Count the lines below that contain the word "data". Give only the number.
-- Start of Record excerpts --
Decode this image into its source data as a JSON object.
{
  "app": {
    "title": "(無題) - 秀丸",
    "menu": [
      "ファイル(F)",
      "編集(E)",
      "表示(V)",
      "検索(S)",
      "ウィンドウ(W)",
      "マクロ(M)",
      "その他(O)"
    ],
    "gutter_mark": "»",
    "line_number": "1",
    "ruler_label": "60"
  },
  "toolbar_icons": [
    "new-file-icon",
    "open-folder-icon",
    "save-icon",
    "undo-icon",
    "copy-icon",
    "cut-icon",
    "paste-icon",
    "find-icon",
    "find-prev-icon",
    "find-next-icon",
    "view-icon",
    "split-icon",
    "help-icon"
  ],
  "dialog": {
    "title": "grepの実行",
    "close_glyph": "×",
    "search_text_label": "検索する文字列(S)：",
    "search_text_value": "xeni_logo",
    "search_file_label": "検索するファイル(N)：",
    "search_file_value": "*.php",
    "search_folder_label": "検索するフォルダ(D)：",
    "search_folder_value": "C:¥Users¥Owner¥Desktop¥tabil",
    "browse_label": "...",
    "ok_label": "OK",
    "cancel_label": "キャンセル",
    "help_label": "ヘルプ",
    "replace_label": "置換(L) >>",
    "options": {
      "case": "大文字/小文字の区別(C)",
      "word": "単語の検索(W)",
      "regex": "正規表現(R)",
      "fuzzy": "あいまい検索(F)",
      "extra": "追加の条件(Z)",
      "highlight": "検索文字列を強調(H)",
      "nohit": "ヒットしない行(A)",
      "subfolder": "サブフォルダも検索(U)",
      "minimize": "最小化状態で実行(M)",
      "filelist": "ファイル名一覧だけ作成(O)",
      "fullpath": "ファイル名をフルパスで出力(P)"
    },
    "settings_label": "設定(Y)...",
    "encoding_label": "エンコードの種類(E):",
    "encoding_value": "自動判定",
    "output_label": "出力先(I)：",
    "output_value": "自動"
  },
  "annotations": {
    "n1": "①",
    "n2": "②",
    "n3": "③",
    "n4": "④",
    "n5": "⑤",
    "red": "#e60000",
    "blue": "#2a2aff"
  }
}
-- End of Record excerpts --
-- Start of Record excerpts --
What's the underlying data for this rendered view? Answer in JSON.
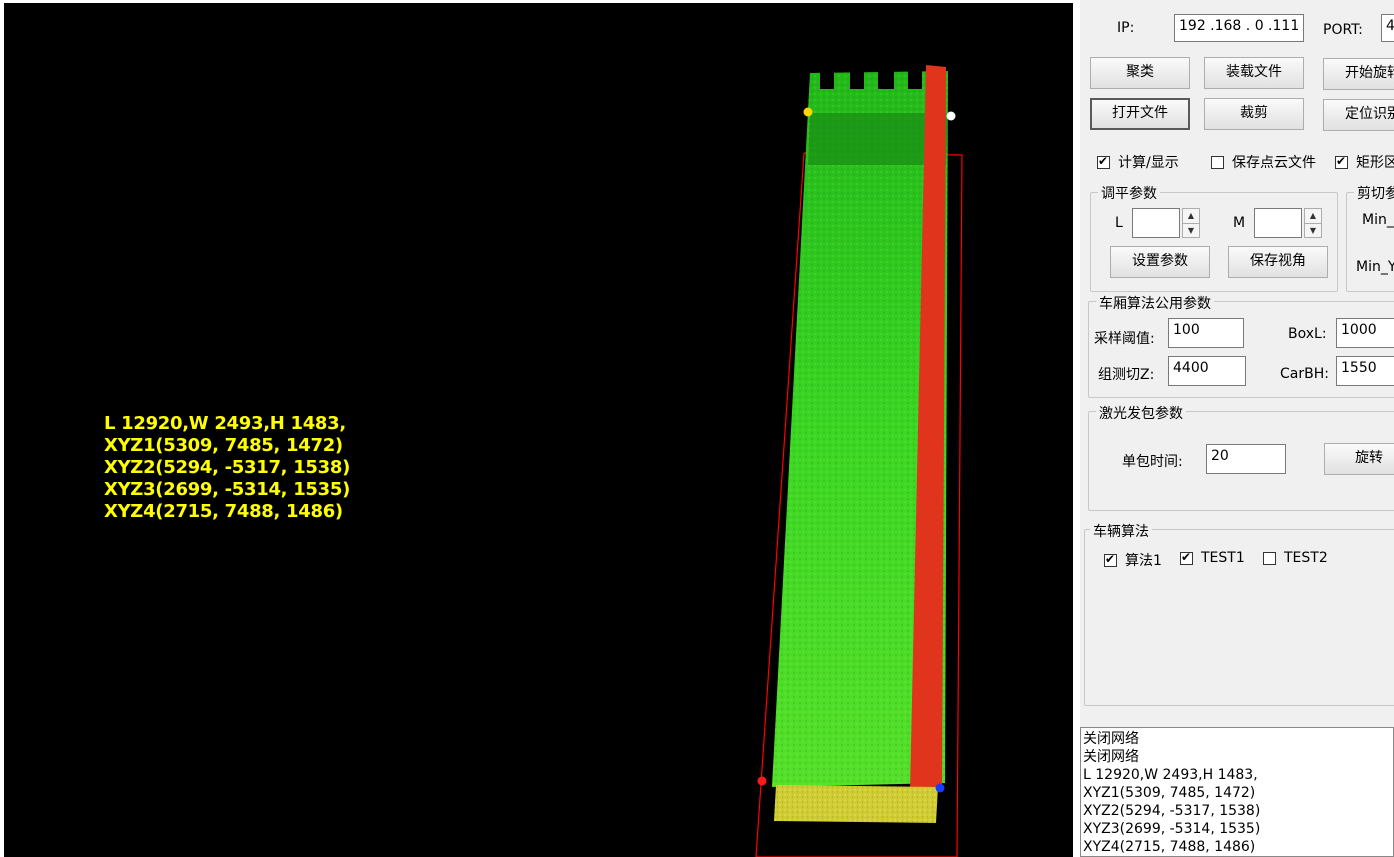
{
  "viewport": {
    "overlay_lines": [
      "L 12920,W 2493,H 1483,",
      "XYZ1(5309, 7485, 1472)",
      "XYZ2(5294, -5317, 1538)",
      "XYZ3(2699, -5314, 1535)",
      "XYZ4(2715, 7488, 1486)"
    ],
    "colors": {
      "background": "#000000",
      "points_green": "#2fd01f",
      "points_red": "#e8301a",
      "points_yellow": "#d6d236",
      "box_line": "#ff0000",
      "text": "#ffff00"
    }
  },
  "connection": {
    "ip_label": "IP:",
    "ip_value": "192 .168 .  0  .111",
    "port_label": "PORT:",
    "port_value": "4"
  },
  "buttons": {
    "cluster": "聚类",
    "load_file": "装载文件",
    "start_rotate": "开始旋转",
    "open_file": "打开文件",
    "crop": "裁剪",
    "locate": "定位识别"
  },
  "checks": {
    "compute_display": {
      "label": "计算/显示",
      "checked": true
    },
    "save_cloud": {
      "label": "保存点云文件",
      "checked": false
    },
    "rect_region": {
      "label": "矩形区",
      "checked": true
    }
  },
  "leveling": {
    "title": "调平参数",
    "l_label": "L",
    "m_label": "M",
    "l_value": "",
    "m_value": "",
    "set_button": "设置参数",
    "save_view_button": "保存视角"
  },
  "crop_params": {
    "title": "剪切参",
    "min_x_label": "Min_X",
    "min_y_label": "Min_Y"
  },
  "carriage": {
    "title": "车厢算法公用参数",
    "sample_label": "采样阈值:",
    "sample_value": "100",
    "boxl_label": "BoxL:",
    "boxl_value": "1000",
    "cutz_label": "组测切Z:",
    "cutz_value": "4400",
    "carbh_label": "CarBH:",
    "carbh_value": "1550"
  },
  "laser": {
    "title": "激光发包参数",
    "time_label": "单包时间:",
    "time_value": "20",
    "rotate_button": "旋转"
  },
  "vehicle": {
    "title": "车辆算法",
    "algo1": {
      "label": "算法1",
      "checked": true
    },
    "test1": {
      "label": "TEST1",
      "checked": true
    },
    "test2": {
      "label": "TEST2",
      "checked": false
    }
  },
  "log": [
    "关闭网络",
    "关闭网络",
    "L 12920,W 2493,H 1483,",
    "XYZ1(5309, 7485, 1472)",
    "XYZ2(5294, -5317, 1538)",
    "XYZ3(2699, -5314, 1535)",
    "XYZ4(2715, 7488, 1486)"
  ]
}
-- End of Record excerpts --
> Output for this task
2